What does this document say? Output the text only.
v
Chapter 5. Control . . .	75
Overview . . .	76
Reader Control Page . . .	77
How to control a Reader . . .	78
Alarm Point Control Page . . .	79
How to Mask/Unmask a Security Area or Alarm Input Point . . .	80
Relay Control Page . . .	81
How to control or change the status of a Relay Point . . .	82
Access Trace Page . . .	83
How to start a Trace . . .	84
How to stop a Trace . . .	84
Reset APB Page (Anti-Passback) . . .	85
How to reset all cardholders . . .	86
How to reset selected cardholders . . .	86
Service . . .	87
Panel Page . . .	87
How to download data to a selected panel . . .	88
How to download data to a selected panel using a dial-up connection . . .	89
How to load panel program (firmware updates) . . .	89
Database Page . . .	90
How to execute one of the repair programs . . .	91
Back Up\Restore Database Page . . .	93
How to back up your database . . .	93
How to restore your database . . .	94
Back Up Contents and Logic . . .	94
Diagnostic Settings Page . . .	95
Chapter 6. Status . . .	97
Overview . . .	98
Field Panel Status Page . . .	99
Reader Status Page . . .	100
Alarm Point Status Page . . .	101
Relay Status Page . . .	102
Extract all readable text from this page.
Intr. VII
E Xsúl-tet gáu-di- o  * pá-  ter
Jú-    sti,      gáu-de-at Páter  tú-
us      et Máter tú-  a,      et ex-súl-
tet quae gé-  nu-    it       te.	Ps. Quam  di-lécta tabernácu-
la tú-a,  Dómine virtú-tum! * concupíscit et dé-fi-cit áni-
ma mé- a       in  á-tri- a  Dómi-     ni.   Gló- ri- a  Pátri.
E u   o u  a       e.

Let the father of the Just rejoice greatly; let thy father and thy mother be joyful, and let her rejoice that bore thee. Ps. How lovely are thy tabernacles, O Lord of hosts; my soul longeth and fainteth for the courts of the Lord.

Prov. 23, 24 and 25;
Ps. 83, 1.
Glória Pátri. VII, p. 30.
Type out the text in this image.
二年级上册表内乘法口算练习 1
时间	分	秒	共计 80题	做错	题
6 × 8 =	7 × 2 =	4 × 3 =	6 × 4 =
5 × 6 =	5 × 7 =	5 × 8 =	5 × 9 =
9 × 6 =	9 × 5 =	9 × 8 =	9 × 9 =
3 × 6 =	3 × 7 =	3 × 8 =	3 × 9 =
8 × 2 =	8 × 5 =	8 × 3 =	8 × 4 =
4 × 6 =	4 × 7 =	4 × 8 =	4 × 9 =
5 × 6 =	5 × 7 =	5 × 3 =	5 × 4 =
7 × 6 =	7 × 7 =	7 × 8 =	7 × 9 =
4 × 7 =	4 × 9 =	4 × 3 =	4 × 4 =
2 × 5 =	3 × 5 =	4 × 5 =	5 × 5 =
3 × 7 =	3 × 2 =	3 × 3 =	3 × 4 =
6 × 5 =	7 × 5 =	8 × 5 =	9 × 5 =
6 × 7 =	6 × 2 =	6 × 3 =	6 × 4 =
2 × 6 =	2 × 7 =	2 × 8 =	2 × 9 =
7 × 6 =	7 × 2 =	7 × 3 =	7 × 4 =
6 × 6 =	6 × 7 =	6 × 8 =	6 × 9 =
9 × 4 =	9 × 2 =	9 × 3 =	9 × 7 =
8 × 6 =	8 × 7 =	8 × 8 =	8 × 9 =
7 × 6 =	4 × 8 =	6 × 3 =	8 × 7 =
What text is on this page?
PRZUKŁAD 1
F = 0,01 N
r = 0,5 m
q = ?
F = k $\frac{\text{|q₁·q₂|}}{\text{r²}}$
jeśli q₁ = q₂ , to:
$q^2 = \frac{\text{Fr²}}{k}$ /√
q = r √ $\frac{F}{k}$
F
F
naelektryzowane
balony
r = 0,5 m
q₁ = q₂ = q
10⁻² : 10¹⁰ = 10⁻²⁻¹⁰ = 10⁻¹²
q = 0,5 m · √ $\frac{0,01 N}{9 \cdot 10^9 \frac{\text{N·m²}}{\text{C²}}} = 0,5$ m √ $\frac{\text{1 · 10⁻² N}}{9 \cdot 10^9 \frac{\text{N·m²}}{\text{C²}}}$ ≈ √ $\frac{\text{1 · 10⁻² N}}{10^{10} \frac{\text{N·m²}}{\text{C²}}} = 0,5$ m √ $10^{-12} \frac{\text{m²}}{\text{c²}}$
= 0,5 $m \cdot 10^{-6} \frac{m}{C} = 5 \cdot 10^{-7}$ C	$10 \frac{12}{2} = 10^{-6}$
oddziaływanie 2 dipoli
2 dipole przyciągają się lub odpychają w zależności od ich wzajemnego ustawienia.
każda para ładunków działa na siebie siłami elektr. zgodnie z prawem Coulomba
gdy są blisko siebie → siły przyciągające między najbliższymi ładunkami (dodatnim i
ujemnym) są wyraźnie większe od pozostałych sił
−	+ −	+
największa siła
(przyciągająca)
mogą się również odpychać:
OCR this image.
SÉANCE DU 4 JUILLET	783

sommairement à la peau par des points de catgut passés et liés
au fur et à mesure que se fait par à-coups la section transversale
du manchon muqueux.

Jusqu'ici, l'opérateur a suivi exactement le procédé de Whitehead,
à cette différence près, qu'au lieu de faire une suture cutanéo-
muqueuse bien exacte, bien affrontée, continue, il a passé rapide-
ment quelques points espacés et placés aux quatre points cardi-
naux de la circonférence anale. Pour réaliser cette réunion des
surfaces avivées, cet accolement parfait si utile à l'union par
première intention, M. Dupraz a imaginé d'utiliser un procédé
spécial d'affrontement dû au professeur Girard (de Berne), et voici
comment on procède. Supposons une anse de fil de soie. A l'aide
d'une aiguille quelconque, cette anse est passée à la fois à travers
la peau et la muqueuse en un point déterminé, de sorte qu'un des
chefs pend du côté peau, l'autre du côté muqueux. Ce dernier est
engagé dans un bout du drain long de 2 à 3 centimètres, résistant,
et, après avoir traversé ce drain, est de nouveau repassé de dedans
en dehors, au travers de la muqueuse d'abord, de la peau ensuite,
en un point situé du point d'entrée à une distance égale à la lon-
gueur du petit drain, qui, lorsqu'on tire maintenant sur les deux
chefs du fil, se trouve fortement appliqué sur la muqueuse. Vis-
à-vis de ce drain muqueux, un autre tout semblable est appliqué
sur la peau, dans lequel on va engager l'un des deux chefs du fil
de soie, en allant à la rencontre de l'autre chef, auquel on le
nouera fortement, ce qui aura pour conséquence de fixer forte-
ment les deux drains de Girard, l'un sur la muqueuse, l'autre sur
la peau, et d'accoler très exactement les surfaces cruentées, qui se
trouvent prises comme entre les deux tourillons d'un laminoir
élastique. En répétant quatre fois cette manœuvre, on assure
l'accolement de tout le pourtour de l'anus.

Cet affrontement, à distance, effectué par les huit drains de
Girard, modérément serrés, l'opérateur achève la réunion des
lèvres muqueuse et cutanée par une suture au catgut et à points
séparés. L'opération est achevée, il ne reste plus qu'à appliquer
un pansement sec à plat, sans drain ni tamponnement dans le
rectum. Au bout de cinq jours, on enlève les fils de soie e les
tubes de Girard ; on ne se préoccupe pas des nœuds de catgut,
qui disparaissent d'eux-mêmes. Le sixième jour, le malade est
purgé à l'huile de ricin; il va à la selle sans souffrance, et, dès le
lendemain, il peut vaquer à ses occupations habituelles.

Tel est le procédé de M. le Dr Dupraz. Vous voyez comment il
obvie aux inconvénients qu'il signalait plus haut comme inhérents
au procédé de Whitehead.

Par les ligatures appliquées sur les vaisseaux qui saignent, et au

Task objective:
Copy every line above in which the string "image" shows up.

Problem solution:
Type out the text in this image.
OCR this image.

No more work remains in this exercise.